Check every line of the data below for the string "এসএসস", and copy the ones that hold it.

>>>>

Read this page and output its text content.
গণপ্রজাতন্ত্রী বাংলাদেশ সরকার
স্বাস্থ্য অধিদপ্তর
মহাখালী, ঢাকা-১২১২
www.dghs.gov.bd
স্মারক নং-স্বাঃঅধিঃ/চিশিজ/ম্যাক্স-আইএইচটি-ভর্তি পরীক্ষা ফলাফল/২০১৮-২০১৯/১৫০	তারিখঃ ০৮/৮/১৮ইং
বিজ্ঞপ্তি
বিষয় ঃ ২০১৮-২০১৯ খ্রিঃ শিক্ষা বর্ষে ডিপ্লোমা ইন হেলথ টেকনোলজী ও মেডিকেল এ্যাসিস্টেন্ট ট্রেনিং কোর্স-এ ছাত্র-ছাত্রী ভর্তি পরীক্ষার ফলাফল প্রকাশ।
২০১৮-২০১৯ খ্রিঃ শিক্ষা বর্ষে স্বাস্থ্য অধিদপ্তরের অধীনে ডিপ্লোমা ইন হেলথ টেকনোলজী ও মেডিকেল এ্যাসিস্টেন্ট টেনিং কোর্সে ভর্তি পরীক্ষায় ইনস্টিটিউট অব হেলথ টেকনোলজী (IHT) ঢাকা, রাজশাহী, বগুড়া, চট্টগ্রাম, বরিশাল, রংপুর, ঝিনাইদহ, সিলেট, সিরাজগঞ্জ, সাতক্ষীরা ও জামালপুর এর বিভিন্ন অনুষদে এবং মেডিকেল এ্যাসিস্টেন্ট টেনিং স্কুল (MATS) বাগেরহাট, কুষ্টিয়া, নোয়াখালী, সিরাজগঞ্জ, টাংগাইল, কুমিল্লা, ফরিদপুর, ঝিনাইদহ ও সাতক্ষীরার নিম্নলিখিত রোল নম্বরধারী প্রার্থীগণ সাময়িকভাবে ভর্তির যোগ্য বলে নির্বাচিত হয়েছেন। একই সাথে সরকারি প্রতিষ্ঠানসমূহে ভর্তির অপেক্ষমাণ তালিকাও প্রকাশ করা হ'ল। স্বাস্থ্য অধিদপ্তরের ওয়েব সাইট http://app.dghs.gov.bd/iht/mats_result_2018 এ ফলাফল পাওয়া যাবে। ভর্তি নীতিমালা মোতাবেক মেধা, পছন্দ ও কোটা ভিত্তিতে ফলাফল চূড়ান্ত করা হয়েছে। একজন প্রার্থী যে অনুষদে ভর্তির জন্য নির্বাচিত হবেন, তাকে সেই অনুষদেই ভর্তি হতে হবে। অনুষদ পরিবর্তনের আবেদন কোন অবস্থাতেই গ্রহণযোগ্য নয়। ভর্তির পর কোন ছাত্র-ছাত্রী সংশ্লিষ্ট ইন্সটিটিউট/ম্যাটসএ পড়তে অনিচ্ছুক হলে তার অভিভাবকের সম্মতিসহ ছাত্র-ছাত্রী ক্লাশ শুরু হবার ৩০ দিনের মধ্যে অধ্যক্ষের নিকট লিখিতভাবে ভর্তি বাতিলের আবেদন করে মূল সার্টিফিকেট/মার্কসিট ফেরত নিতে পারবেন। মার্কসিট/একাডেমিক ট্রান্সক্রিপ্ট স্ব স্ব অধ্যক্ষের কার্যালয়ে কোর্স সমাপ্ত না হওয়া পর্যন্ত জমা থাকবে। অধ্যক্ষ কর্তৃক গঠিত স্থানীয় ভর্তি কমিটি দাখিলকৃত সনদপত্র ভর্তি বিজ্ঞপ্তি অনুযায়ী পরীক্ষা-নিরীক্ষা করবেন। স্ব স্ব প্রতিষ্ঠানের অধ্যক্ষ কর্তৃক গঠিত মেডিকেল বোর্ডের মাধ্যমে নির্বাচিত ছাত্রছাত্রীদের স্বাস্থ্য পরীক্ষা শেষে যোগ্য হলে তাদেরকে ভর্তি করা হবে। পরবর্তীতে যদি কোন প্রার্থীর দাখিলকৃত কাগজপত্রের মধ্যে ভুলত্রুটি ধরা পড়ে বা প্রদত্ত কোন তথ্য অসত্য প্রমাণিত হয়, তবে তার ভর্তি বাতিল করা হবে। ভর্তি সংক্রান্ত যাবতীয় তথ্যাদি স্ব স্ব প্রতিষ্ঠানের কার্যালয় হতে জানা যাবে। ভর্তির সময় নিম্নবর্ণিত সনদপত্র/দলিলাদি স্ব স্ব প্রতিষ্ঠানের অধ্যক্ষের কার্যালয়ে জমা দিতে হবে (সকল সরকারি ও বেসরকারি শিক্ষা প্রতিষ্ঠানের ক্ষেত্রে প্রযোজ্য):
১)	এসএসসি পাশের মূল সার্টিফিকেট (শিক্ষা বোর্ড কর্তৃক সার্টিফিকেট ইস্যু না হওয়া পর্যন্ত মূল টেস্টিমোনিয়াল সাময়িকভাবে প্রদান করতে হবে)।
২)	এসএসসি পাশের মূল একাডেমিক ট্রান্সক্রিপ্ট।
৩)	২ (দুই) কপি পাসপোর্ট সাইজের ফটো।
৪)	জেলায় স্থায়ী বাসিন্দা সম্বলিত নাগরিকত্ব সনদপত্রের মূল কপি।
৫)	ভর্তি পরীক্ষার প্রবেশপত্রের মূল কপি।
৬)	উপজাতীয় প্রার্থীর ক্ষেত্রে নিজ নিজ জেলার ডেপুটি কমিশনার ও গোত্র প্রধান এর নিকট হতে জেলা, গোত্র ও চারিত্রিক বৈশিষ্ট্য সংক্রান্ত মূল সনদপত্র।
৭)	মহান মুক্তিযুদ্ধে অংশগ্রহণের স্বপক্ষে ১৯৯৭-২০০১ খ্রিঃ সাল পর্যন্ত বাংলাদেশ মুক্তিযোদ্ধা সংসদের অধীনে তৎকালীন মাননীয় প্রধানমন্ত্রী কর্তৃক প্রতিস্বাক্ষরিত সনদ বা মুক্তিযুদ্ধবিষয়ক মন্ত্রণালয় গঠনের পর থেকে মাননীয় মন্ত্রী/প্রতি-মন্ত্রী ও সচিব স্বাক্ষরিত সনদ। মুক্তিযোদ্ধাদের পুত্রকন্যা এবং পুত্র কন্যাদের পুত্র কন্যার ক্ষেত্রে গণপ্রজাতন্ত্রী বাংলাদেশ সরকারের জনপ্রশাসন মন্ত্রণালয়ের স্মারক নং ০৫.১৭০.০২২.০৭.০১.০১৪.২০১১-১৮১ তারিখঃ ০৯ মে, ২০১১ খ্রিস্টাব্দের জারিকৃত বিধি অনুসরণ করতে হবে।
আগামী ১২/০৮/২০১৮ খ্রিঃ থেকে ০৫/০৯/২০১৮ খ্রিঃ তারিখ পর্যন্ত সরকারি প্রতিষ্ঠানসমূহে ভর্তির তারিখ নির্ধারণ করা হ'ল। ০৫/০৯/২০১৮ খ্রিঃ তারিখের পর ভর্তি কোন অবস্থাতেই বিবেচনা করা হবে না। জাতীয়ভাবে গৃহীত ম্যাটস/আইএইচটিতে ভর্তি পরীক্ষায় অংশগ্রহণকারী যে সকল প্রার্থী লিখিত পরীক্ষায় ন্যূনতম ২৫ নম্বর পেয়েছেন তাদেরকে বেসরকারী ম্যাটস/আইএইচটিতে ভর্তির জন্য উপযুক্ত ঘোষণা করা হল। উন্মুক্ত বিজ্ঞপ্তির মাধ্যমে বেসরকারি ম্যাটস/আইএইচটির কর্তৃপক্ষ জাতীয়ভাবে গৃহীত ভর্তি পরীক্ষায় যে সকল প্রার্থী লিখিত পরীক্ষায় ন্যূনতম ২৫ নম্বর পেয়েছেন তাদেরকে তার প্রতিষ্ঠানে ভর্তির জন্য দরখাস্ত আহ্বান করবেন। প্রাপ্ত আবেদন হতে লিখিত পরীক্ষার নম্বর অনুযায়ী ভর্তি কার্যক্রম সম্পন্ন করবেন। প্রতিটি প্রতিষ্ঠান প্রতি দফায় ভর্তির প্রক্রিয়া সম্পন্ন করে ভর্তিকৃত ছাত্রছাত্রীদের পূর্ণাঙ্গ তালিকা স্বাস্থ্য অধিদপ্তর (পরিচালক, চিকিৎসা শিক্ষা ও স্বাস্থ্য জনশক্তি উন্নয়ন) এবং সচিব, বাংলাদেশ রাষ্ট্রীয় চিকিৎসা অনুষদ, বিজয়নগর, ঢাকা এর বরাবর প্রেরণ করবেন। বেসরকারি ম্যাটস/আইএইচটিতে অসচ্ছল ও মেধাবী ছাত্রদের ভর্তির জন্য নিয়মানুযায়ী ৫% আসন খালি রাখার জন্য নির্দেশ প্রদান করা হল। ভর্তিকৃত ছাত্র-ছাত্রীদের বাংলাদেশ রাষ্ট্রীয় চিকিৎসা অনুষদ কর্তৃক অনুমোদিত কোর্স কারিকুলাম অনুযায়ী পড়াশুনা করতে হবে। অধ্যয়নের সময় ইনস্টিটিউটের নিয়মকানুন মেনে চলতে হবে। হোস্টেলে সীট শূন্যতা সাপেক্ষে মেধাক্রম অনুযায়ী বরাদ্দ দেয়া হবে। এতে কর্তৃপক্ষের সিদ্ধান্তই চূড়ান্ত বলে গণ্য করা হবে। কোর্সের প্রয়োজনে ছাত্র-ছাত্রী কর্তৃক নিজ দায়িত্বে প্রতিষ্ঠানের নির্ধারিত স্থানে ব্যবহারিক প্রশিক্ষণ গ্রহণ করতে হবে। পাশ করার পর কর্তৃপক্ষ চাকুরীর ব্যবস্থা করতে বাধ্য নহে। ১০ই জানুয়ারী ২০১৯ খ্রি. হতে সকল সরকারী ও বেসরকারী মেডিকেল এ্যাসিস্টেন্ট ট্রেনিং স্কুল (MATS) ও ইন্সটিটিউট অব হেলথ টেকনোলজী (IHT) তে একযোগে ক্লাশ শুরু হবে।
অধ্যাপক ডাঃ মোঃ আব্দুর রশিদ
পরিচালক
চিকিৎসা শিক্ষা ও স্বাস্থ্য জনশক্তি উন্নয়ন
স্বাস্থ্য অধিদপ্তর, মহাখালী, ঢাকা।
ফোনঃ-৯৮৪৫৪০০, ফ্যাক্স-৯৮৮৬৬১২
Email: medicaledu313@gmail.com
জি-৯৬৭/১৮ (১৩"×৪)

<<<<

*The result*
১)	এসএসসি পাশের মূল সার্টিফিকেট (শিক্ষা বোর্ড কর্তৃক সার্টিফিকেট ইস্যু না হওয়া পর্যন্ত মূল টেস্টিমোনিয়াল সাময়িকভাবে প্রদান করতে হবে)।
২)	এসএসসি পাশের মূল একাডেমিক ট্রান্সক্রিপ্ট।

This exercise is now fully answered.